Items from a dataset
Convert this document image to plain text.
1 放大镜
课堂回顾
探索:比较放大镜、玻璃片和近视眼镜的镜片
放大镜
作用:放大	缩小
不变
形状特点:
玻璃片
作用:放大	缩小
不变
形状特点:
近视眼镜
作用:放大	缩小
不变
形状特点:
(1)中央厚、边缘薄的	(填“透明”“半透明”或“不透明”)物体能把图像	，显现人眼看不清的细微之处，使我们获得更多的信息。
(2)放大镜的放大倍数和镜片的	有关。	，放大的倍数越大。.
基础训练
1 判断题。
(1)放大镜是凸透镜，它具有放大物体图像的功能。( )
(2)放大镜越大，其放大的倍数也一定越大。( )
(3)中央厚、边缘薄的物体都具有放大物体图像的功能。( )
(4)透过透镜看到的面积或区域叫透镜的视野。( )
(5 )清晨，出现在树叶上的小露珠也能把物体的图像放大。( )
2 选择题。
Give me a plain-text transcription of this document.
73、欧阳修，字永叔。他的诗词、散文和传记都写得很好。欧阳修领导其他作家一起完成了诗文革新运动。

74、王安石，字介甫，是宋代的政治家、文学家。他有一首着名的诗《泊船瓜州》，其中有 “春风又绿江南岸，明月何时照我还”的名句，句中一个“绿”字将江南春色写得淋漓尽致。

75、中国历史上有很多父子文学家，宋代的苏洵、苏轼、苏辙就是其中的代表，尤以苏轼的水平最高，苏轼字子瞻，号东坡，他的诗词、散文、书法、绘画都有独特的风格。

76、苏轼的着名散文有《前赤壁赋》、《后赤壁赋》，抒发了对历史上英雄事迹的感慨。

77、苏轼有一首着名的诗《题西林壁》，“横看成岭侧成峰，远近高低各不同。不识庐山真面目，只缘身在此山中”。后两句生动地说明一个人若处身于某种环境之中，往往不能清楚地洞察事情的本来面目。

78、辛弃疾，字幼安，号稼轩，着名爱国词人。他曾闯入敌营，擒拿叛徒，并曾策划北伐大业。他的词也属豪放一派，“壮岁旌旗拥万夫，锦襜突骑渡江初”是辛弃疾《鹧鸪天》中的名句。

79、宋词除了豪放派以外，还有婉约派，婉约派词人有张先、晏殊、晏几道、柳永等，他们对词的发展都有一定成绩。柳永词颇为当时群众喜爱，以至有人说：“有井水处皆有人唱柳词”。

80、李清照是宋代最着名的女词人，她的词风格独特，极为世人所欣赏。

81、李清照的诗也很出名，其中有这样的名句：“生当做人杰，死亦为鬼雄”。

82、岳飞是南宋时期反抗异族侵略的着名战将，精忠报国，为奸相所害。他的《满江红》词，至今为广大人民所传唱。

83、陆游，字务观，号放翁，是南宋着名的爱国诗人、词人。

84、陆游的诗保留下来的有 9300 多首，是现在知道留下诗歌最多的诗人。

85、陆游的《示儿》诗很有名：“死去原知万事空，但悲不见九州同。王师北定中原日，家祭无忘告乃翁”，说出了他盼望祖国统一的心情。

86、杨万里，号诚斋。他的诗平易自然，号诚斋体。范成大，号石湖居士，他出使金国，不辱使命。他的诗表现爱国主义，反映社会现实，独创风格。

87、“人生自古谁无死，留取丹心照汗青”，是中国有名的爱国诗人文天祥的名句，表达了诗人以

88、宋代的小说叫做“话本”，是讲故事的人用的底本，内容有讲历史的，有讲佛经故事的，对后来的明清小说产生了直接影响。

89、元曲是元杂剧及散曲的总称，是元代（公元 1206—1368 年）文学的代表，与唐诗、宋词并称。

* EXERCISE *
Where a line contains the string "他的诗词", extract that line.

* FINAL ANSWER *
73、欧阳修，字永叔。他的诗词、散文和传记都写得很好。欧阳修领导其他作家一起完成了诗文革新运动。
75、中国历史上有很多父子文学家，宋代的苏洵、苏轼、苏辙就是其中的代表，尤以苏轼的水平最高，苏轼字子瞻，号东坡，他的诗词、散文、书法、绘画都有独特的风格。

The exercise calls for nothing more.